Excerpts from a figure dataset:

※

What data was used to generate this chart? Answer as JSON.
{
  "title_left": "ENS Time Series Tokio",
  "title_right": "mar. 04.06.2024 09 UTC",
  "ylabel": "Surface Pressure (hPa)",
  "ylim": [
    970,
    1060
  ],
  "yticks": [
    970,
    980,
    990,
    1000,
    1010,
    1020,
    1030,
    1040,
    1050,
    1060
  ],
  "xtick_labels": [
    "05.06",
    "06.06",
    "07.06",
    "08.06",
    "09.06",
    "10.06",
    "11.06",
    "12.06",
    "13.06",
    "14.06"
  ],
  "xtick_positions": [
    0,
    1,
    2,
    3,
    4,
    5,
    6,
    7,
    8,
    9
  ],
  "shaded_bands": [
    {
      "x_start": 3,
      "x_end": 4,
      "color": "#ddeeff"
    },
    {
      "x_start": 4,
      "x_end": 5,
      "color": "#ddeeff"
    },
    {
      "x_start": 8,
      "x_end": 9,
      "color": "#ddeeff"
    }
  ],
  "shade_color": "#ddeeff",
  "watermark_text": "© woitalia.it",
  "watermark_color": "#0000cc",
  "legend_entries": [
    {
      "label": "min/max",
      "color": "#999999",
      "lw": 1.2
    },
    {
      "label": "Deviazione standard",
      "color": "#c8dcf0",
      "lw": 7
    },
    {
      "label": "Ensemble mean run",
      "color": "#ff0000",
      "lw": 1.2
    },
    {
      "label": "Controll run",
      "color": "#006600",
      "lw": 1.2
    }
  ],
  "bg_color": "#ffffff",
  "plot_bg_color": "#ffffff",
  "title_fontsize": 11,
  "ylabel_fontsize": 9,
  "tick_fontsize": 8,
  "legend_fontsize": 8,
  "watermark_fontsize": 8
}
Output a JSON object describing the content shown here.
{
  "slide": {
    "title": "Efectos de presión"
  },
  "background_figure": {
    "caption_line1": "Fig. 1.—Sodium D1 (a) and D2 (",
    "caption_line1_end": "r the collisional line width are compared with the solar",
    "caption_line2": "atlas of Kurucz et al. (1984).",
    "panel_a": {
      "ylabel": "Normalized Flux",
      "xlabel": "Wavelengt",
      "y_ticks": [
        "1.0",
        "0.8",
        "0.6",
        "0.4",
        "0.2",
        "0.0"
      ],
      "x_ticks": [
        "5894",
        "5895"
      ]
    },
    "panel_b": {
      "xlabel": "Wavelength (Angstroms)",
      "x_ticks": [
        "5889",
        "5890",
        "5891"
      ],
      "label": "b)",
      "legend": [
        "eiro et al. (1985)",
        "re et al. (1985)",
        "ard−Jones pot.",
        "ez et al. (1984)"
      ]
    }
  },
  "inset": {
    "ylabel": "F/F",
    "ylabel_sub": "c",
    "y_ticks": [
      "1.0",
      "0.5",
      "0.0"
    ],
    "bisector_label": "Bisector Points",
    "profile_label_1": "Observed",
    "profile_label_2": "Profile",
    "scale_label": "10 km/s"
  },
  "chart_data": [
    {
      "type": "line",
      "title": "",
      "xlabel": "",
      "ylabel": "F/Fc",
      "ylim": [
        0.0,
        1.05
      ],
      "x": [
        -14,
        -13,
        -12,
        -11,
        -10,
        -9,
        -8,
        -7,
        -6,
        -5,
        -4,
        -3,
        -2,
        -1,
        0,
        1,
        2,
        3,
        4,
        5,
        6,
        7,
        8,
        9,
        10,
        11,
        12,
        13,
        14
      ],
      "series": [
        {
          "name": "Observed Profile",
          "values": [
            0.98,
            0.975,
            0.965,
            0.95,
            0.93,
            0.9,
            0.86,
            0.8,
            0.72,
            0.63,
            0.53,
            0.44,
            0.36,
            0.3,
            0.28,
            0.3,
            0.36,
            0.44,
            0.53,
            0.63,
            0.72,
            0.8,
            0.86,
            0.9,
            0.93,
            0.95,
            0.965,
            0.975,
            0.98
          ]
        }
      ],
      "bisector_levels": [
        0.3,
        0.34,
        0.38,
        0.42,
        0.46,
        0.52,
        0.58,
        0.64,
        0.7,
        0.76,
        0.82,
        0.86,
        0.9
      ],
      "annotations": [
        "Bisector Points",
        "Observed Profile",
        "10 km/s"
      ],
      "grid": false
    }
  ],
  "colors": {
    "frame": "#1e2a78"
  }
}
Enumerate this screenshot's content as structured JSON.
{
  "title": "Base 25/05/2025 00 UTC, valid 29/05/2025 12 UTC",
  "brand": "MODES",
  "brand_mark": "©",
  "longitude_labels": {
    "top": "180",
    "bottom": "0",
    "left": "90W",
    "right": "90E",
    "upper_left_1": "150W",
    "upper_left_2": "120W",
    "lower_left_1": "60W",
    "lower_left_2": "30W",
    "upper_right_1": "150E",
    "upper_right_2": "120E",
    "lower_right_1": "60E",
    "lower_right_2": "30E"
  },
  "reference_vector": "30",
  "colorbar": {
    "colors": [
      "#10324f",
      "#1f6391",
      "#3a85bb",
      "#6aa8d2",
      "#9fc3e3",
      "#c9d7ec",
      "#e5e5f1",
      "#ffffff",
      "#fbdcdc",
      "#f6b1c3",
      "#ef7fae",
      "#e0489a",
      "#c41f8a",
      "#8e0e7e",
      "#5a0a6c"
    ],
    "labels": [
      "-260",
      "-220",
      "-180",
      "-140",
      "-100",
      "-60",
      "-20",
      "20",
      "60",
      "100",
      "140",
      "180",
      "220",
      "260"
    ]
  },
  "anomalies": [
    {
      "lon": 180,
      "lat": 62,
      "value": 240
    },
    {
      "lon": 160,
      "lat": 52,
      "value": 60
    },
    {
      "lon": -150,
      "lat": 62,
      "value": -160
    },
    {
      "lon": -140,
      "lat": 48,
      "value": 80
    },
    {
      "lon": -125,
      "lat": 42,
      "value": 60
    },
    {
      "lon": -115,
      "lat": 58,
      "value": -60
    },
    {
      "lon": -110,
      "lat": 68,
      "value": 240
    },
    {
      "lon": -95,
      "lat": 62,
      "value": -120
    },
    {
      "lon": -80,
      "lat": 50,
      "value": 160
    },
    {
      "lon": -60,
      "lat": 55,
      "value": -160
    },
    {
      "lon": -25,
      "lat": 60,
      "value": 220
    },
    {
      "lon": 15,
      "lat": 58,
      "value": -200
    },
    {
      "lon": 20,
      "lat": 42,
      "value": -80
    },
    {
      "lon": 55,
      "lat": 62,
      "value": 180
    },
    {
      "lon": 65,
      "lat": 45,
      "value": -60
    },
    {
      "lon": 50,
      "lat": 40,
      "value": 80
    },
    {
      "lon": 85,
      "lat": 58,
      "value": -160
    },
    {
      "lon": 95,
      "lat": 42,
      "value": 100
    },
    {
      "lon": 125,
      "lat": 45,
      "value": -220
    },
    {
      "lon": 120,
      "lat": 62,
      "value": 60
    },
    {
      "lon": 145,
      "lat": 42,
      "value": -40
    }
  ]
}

※

▶ [EXERCISE OBJECTIVE]
Repeat all entries. Match them exactly.

▶ [WRITTEN SOLUTION]
What data was used to generate this chart? Answer as JSON.
{
  "title_left": "ENS Time Series Tokio",
  "title_right": "mar. 04.06.2024 09 UTC",
  "ylabel": "Surface Pressure (hPa)",
  "ylim": [
    970,
    1060
  ],
  "yticks": [
    970,
    980,
    990,
    1000,
    1010,
    1020,
    1030,
    1040,
    1050,
    1060
  ],
  "xtick_labels": [
    "05.06",
    "06.06",
    "07.06",
    "08.06",
    "09.06",
    "10.06",
    "11.06",
    "12.06",
    "13.06",
    "14.06"
  ],
  "xtick_positions": [
    0,
    1,
    2,
    3,
    4,
    5,
    6,
    7,
    8,
    9
  ],
  "shaded_bands": [
    {
      "x_start": 3,
      "x_end": 4,
      "color": "#ddeeff"
    },
    {
      "x_start": 4,
      "x_end": 5,
      "color": "#ddeeff"
    },
    {
      "x_start": 8,
      "x_end": 9,
      "color": "#ddeeff"
    }
  ],
  "shade_color": "#ddeeff",
  "watermark_text": "© woitalia.it",
  "watermark_color": "#0000cc",
  "legend_entries": [
    {
      "label": "min/max",
      "color": "#999999",
      "lw": 1.2
    },
    {
      "label": "Deviazione standard",
      "color": "#c8dcf0",
      "lw": 7
    },
    {
      "label": "Ensemble mean run",
      "color": "#ff0000",
      "lw": 1.2
    },
    {
      "label": "Controll run",
      "color": "#006600",
      "lw": 1.2
    }
  ],
  "bg_color": "#ffffff",
  "plot_bg_color": "#ffffff",
  "title_fontsize": 11,
  "ylabel_fontsize": 9,
  "tick_fontsize": 8,
  "legend_fontsize": 8,
  "watermark_fontsize": 8
}
Output a JSON object describing the content shown here.
{
  "slide": {
    "title": "Efectos de presión"
  },
  "background_figure": {
    "caption_line1": "Fig. 1.—Sodium D1 (a) and D2 (",
    "caption_line1_end": "r the collisional line width are compared with the solar",
    "caption_line2": "atlas of Kurucz et al. (1984).",
    "panel_a": {
      "ylabel": "Normalized Flux",
      "xlabel": "Wavelengt",
      "y_ticks": [
        "1.0",
        "0.8",
        "0.6",
        "0.4",
        "0.2",
        "0.0"
      ],
      "x_ticks": [
        "5894",
        "5895"
      ]
    },
    "panel_b": {
      "xlabel": "Wavelength (Angstroms)",
      "x_ticks": [
        "5889",
        "5890",
        "5891"
      ],
      "label": "b)",
      "legend": [
        "eiro et al. (1985)",
        "re et al. (1985)",
        "ard−Jones pot.",
        "ez et al. (1984)"
      ]
    }
  },
  "inset": {
    "ylabel": "F/F",
    "ylabel_sub": "c",
    "y_ticks": [
      "1.0",
      "0.5",
      "0.0"
    ],
    "bisector_label": "Bisector Points",
    "profile_label_1": "Observed",
    "profile_label_2": "Profile",
    "scale_label": "10 km/s"
  },
  "chart_data": [
    {
      "type": "line",
      "title": "",
      "xlabel": "",
      "ylabel": "F/Fc",
      "ylim": [
        0.0,
        1.05
      ],
      "x": [
        -14,
        -13,
        -12,
        -11,
        -10,
        -9,
        -8,
        -7,
        -6,
        -5,
        -4,
        -3,
        -2,
        -1,
        0,
        1,
        2,
        3,
        4,
        5,
        6,
        7,
        8,
        9,
        10,
        11,
        12,
        13,
        14
      ],
      "series": [
        {
          "name": "Observed Profile",
          "values": [
            0.98,
            0.975,
            0.965,
            0.95,
            0.93,
            0.9,
            0.86,
            0.8,
            0.72,
            0.63,
            0.53,
            0.44,
            0.36,
            0.3,
            0.28,
            0.3,
            0.36,
            0.44,
            0.53,
            0.63,
            0.72,
            0.8,
            0.86,
            0.9,
            0.93,
            0.95,
            0.965,
            0.975,
            0.98
          ]
        }
      ],
      "bisector_levels": [
        0.3,
        0.34,
        0.38,
        0.42,
        0.46,
        0.52,
        0.58,
        0.64,
        0.7,
        0.76,
        0.82,
        0.86,
        0.9
      ],
      "annotations": [
        "Bisector Points",
        "Observed Profile",
        "10 km/s"
      ],
      "grid": false
    }
  ],
  "colors": {
    "frame": "#1e2a78"
  }
}
Enumerate this screenshot's content as structured JSON.
{
  "title": "Base 25/05/2025 00 UTC, valid 29/05/2025 12 UTC",
  "brand": "MODES",
  "brand_mark": "©",
  "longitude_labels": {
    "top": "180",
    "bottom": "0",
    "left": "90W",
    "right": "90E",
    "upper_left_1": "150W",
    "upper_left_2": "120W",
    "lower_left_1": "60W",
    "lower_left_2": "30W",
    "upper_right_1": "150E",
    "upper_right_2": "120E",
    "lower_right_1": "60E",
    "lower_right_2": "30E"
  },
  "reference_vector": "30",
  "colorbar": {
    "colors": [
      "#10324f",
      "#1f6391",
      "#3a85bb",
      "#6aa8d2",
      "#9fc3e3",
      "#c9d7ec",
      "#e5e5f1",
      "#ffffff",
      "#fbdcdc",
      "#f6b1c3",
      "#ef7fae",
      "#e0489a",
      "#c41f8a",
      "#8e0e7e",
      "#5a0a6c"
    ],
    "labels": [
      "-260",
      "-220",
      "-180",
      "-140",
      "-100",
      "-60",
      "-20",
      "20",
      "60",
      "100",
      "140",
      "180",
      "220",
      "260"
    ]
  },
  "anomalies": [
    {
      "lon": 180,
      "lat": 62,
      "value": 240
    },
    {
      "lon": 160,
      "lat": 52,
      "value": 60
    },
    {
      "lon": -150,
      "lat": 62,
      "value": -160
    },
    {
      "lon": -140,
      "lat": 48,
      "value": 80
    },
    {
      "lon": -125,
      "lat": 42,
      "value": 60
    },
    {
      "lon": -115,
      "lat": 58,
      "value": -60
    },
    {
      "lon": -110,
      "lat": 68,
      "value": 240
    },
    {
      "lon": -95,
      "lat": 62,
      "value": -120
    },
    {
      "lon": -80,
      "lat": 50,
      "value": 160
    },
    {
      "lon": -60,
      "lat": 55,
      "value": -160
    },
    {
      "lon": -25,
      "lat": 60,
      "value": 220
    },
    {
      "lon": 15,
      "lat": 58,
      "value": -200
    },
    {
      "lon": 20,
      "lat": 42,
      "value": -80
    },
    {
      "lon": 55,
      "lat": 62,
      "value": 180
    },
    {
      "lon": 65,
      "lat": 45,
      "value": -60
    },
    {
      "lon": 50,
      "lat": 40,
      "value": 80
    },
    {
      "lon": 85,
      "lat": 58,
      "value": -160
    },
    {
      "lon": 95,
      "lat": 42,
      "value": 100
    },
    {
      "lon": 125,
      "lat": 45,
      "value": -220
    },
    {
      "lon": 120,
      "lat": 62,
      "value": 60
    },
    {
      "lon": 145,
      "lat": 42,
      "value": -40
    }
  ]
}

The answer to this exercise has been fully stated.